[Task description]
Copy out the abstract below on the CALCRL receptor in acute myeloid leukemia word for word, in full.

[Reading text]
Content starts
Abstract
After intensive chemotherapy, the emergence of cells with drug resistant and/or stem cell features might explain frequent relapses and the poor outcome of patients with acute myeloid leukemia (AML). Herein, we first uncovered that the adrenomedullin receptor CALCRL is overexpressed in AML patients compared to normal cells and preferentially in the immature CD34+CD38- compartment. Then, we demonstrated its role in the maintenance of leukemic stem cell function in vivo (Figure A). Moreover, CALCRL depletion strongly affected leukemic growth in xenograft models and sensitized to chemotherapeutic agent cytarabine in vivo. Accordingly, we showed that ADM-CALCRL axis drove BCL2 pathway, cell cycle and DNA integrity in E2F1-dependent manner, and high OxPHOS status that we previously described as a feature of minimal residual disease after chemotherapy (Farge et al., 2017). Moreover, CALCRL expression predicted the response to chemotherapy in vivo in mice (n=10 Patient Derived Xenografts; Figure B) and in patients. Further, using the combination of limiting dilution assays, single cell RNA-seq analysis of primary AML samples at diagnosis and relapse and before and after transplantation in NSG mice, we revealed the pre-existence of a chemoresistant leukemic stem cell sub-population harboring a CALCRL gene signature (Figure C-D). All of these data highlight the critical role of CALCRL in stem cell function and metabolism. They also identify this receptor as a new druggable marker of chemoresistant leukemic stem cell population and a promising therapeutic target to specifically eradicate them and overcome relapse in AML.
Content ends
[Stored data]
Content starts
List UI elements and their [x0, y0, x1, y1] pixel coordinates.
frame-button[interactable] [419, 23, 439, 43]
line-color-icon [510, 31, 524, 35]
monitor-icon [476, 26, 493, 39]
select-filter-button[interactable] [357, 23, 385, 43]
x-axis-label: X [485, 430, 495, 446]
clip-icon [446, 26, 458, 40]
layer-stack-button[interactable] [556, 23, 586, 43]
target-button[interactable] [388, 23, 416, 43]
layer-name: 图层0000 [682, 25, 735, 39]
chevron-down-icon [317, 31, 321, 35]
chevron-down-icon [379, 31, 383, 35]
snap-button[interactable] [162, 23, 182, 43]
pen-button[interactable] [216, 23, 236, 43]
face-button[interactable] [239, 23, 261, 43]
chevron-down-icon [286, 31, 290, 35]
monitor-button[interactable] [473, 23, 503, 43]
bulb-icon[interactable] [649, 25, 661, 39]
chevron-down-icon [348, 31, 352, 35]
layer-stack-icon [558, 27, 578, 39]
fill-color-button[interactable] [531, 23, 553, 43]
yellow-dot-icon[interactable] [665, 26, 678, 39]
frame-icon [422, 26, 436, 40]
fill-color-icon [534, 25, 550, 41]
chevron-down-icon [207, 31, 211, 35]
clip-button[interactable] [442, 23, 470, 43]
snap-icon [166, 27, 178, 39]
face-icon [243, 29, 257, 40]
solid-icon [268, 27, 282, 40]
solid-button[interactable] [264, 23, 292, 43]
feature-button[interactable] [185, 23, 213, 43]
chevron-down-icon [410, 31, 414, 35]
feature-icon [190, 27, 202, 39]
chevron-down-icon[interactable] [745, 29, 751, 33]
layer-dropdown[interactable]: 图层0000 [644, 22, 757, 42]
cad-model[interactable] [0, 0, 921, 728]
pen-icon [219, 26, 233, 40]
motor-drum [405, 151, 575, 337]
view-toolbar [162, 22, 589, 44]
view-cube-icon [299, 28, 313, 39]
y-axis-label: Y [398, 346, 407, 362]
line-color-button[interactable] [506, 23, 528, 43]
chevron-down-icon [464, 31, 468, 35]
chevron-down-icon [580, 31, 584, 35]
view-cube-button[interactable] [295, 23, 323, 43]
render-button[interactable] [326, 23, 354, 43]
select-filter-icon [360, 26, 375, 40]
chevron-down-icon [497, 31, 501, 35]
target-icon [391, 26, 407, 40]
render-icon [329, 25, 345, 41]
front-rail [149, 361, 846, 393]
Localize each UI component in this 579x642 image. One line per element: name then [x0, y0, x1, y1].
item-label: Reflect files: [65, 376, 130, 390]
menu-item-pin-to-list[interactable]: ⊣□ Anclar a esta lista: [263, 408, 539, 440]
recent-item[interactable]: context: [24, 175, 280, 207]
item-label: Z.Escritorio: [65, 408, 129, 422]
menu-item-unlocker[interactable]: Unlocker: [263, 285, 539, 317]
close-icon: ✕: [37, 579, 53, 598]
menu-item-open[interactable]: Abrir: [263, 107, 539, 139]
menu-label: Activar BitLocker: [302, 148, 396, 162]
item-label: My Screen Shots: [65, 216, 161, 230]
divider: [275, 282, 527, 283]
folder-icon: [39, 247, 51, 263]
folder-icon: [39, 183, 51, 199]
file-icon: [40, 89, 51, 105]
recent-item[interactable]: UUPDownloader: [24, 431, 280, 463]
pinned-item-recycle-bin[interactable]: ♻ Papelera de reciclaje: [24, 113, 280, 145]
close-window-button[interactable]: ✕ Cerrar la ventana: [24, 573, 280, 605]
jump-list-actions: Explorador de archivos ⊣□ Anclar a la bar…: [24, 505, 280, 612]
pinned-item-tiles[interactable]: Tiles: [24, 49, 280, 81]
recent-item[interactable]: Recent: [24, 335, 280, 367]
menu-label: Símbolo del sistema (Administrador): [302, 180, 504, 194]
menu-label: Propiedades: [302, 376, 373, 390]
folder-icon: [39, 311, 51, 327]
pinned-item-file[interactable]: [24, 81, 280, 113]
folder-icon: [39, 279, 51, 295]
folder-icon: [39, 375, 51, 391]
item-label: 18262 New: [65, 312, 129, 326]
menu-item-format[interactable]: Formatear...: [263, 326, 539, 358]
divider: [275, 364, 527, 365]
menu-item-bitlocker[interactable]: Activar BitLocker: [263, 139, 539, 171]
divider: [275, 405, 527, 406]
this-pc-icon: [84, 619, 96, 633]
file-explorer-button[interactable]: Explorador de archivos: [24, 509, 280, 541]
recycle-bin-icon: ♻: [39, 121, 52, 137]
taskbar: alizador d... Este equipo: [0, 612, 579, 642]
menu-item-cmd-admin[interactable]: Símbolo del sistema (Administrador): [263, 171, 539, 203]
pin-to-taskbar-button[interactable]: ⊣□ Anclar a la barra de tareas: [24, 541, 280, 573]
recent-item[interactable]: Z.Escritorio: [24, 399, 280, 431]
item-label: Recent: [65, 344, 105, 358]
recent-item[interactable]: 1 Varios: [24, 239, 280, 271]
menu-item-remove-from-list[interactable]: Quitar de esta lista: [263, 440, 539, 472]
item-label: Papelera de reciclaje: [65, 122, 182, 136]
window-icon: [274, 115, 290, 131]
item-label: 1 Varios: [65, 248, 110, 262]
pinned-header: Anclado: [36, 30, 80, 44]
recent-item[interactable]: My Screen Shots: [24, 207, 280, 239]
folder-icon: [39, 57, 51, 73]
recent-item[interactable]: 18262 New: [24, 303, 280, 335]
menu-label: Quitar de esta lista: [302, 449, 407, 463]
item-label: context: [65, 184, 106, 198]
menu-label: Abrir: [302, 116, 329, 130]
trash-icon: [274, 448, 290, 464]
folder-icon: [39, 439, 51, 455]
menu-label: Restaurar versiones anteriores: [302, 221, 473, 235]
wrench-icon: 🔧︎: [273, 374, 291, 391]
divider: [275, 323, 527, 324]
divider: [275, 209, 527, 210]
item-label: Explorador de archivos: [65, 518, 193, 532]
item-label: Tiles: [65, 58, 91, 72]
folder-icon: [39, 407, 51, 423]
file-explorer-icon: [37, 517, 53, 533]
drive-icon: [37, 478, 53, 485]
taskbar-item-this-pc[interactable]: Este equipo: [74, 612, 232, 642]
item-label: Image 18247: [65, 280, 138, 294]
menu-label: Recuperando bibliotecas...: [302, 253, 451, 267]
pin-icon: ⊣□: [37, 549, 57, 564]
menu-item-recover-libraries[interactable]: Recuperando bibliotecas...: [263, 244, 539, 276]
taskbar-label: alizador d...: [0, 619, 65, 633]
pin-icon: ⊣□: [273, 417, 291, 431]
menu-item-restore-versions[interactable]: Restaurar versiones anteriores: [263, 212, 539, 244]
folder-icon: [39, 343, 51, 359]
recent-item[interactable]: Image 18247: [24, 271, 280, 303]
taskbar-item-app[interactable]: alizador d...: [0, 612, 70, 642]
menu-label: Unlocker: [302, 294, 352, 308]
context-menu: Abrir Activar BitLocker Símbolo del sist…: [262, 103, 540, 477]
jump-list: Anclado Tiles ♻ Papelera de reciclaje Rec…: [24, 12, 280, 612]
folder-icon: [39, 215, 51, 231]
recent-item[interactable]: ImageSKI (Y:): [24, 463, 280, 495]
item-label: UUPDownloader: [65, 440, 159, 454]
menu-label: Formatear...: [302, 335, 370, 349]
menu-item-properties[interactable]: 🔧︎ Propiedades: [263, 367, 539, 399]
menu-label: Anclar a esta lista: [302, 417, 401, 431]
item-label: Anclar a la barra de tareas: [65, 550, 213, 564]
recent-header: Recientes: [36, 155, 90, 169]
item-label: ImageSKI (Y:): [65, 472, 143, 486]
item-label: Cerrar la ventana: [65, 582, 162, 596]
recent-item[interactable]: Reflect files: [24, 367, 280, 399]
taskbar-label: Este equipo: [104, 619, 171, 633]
Content ends
[Reply]
Abstract
After intensive chemotherapy, the emergence of cells with drug resistant and/or stem cell features might explain frequent relapses and the poor outcome of patients with acute myeloid leukemia (AML). Herein, we first uncovered that the adrenomedullin receptor CALCRL is overexpressed in AML patients compared to normal cells and preferentially in the immature CD34+CD38- compartment. Then, we demonstrated its role in the maintenance of leukemic stem cell function in vivo (Figure A). Moreover, CALCRL depletion strongly affected leukemic growth in xenograft models and sensitized to chemotherapeutic agent cytarabine in vivo. Accordingly, we showed that ADM-CALCRL axis drove BCL2 pathway, cell cycle and DNA integrity in E2F1-dependent manner, and high OxPHOS status that we previously described as a feature of minimal residual disease after chemotherapy (Farge et al., 2017). Moreover, CALCRL expression predicted the response to chemotherapy in vivo in mice (n=10 Patient Derived Xenografts; Figure B) and in patients. Further, using the combination of limiting dilution assays, single cell RNA-seq analysis of primary AML samples at diagnosis and relapse and before and after transplantation in NSG mice, we revealed the pre-existence of a chemoresistant leukemic stem cell sub-population harboring a CALCRL gene signature (Figure C-D). All of these data highlight the critical role of CALCRL in stem cell function and metabolism. They also identify this receptor as a new druggable marker of chemoresistant leukemic stem cell population and a promising therapeutic target to specifically eradicate them and overcome relapse in AML.